Data entries for graphics ->
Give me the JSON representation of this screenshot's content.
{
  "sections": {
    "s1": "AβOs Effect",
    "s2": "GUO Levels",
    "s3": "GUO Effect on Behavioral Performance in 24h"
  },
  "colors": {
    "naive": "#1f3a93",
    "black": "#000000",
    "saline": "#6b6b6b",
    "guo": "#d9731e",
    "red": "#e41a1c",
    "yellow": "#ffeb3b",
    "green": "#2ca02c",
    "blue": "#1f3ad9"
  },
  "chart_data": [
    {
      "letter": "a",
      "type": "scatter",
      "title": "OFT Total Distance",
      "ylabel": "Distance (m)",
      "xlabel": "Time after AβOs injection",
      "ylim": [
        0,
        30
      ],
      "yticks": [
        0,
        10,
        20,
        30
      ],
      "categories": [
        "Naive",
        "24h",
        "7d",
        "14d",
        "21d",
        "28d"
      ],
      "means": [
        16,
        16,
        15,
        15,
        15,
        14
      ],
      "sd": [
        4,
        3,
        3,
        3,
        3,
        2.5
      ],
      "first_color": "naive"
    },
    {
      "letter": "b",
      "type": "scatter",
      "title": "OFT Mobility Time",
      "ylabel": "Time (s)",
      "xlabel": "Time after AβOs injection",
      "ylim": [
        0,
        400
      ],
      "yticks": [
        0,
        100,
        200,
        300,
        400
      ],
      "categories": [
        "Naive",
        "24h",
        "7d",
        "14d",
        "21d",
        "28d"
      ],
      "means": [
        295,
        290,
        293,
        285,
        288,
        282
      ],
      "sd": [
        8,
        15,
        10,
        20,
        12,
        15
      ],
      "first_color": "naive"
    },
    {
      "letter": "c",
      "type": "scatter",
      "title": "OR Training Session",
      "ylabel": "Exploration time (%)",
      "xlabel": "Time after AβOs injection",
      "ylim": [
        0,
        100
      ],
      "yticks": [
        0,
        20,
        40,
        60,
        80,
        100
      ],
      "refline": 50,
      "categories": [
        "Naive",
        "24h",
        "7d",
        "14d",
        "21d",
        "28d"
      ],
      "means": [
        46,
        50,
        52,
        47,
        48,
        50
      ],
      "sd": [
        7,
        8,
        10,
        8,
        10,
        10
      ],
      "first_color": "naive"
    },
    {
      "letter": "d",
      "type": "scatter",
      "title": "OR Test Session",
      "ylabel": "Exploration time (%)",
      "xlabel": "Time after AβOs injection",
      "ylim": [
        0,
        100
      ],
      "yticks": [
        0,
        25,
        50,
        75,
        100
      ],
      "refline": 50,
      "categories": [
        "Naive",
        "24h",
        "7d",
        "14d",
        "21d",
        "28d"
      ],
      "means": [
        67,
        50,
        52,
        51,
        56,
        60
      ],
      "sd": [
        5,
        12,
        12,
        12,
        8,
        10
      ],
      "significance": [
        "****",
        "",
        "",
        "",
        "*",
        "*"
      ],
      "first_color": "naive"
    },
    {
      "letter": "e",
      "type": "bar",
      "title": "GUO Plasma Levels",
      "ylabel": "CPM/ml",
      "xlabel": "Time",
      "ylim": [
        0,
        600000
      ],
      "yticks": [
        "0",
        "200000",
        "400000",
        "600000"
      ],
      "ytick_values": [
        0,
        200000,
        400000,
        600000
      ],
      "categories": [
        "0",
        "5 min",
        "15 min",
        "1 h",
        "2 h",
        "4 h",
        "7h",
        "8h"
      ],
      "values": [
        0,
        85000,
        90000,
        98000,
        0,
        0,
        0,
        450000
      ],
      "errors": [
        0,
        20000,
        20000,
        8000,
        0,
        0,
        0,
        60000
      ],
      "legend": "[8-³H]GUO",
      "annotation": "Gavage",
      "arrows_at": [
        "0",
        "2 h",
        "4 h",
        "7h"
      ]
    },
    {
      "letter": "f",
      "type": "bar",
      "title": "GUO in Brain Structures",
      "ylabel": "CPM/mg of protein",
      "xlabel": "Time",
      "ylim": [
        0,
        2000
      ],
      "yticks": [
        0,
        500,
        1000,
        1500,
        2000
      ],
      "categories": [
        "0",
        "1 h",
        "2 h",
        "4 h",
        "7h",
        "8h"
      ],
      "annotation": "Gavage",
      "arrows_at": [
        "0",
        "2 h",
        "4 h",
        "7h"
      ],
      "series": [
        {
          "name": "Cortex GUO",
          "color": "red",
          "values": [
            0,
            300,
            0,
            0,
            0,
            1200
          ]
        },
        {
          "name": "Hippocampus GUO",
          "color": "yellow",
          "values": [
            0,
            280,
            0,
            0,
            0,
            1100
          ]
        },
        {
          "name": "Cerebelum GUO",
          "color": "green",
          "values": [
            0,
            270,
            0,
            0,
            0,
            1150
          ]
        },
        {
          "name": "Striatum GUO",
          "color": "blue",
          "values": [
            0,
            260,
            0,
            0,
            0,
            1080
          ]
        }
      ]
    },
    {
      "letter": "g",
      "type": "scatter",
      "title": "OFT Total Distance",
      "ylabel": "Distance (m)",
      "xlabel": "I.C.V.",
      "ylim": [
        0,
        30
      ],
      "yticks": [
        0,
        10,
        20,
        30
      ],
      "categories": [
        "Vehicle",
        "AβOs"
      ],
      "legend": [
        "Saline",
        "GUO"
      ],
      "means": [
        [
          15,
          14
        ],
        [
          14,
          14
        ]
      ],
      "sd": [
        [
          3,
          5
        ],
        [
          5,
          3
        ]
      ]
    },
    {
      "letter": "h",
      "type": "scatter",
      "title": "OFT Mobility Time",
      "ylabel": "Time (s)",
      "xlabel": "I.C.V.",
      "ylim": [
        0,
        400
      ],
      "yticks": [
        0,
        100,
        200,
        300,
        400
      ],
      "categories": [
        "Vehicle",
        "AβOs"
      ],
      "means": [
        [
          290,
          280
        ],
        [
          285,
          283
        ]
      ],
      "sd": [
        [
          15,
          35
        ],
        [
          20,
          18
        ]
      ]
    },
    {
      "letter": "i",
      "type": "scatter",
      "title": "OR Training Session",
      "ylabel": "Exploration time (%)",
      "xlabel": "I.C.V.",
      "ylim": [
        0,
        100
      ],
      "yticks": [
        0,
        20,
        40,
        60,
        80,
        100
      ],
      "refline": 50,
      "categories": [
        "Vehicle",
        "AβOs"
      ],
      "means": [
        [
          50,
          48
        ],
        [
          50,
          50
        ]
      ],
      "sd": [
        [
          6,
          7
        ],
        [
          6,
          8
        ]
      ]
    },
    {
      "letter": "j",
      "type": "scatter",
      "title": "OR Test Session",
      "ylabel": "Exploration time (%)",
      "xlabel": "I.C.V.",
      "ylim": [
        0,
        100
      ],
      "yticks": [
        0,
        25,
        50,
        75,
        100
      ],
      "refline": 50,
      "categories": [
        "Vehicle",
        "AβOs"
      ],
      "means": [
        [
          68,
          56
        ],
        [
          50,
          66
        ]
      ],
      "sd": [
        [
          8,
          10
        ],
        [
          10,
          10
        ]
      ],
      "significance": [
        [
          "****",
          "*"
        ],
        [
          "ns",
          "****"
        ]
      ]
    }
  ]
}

WORK REQUEST ->
Find and copy every line in the entries above where the string "Levels" occurs.

EXERCISE RESPONSE ->
    "s2": "GUO Levels",
      "title": "GUO Plasma Levels",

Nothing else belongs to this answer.